### [THE TASK]
Please answer these questions using the news item about the Vanity Fair prints:
1. About how many caricatures did Cecil Lang donate?
2. Between which years did Vanity Fair capture the interest of its subscribers?
3. Who is the associate director of the Special Collections Library?

Library Receives Rare Vanity Fair Prints Of Victorian Personalities
March
20, 2002-- A retired University of Virginia
literature scholar has donated to the U.Va. Library nearly 900 rare
caricatures of important figures from Victorian and Edwardian England.
The
prints were given by professor emeritus Cecil Lang, a leading 19th
century literature expert, to the Albert and Shirley Small Special
Collections Library, and originally appeared in the legendary British
"smart set" magazine, Vanity Fair.
The
urbane and trend-setting London weekly captured the interest and
imagination of subscribers from 1868 to 1914 with its political,
economic and society news, enhanced by chromolithographic caricatures
of eminent personalities of the times. One of the most successful
of the vast numbers of periodicals in 19th century England,
Vanity Fair has been likened to a combination of todays Harpers
Bazaar, Town and Country and The New Yorker.
"While
the prints are quite amusing and entertaining in themselves, more
importantly they are a valuable collection and important resource
with obvious research potential in Victorian and Edwardian literature
and history, fine arts and the history of printing," said Kathryn
N. Morgan, associate director of the Special Collections Library.

### [EXTRACTED INFORMATION]
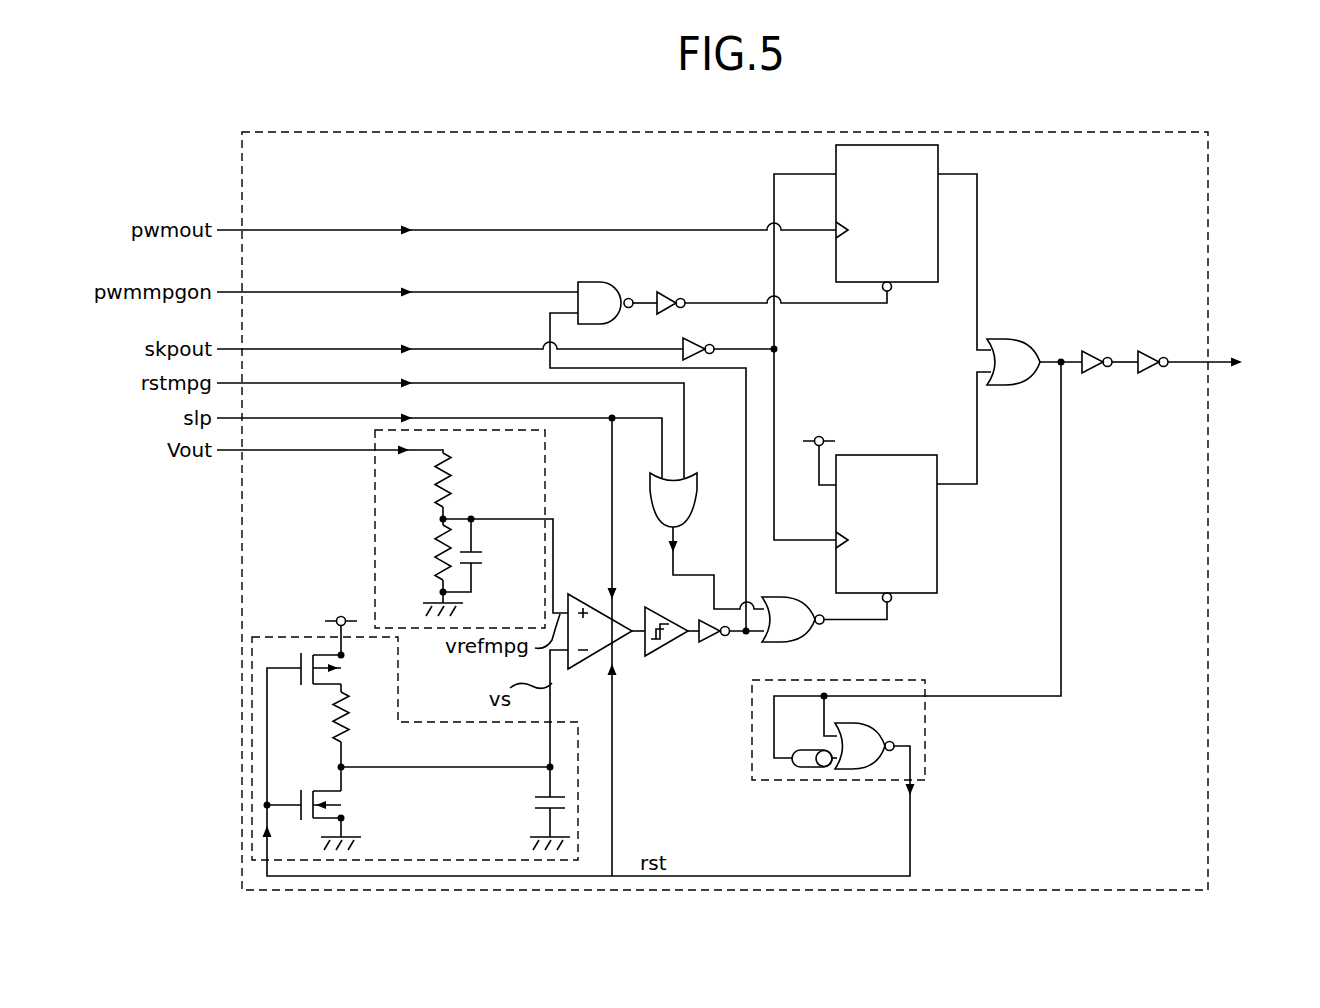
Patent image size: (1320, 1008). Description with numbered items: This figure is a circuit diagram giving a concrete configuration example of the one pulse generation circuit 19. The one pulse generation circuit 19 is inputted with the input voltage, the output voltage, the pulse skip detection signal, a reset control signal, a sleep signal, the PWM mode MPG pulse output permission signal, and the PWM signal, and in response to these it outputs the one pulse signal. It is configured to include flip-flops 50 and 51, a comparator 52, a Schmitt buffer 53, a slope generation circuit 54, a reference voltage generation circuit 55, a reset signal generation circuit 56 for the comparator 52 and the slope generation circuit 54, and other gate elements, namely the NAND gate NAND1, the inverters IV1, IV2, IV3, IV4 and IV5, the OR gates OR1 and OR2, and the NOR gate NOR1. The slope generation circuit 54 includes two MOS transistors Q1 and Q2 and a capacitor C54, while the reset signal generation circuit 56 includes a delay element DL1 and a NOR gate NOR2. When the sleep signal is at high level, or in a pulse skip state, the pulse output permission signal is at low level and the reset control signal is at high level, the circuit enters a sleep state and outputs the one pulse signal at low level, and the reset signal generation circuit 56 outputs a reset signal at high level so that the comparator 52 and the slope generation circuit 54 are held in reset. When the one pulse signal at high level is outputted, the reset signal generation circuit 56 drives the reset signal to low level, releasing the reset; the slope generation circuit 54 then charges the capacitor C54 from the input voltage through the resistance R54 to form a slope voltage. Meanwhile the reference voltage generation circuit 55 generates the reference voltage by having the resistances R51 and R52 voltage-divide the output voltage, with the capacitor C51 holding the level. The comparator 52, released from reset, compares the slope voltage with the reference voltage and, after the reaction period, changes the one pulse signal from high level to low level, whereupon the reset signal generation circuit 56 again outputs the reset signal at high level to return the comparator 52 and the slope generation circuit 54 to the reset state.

The one pulse generation circuit 19 is at (386, 132).
The flip-flop 50 is at (912, 455).
The flip-flop 51 is at (920, 287).
The comparator 52 is at (593, 598).
The Schmitt buffer 53 is at (668, 646).
The slope generation circuit 54 is at (415, 716).
The reference voltage generation circuit 55 is at (483, 529).
The reset signal generation circuit 56 is at (627, 778).
The NAND gate NAND1 is at (593, 282).
The inverter IV1 is at (666, 291).
The inverter IV2 is at (696, 338).
The inverter IV3 is at (719, 637).
The inverter IV4 is at (1094, 351).
The inverter IV5 is at (1157, 351).
The OR gate OR1 is at (697, 493).
The OR gate OR2 is at (992, 339).
The NOR gate NOR1 is at (812, 637).
The NOR gate NOR2 is at (857, 773).
The delay element DL1 is at (808, 770).
The resistance R51 is at (420, 480).
The resistance R52 is at (420, 552).
The capacitor C51 is at (488, 555).
The resistance R54 is at (318, 717).
The capacitor C54 is at (530, 808).
The MOS transistor Q1 is at (322, 729).
The MOS transistor Q2 is at (321, 806).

### [THE RESPONSE]
1. Nearly 900
2. 1868 to 1914
3. Kathryn N. Morgan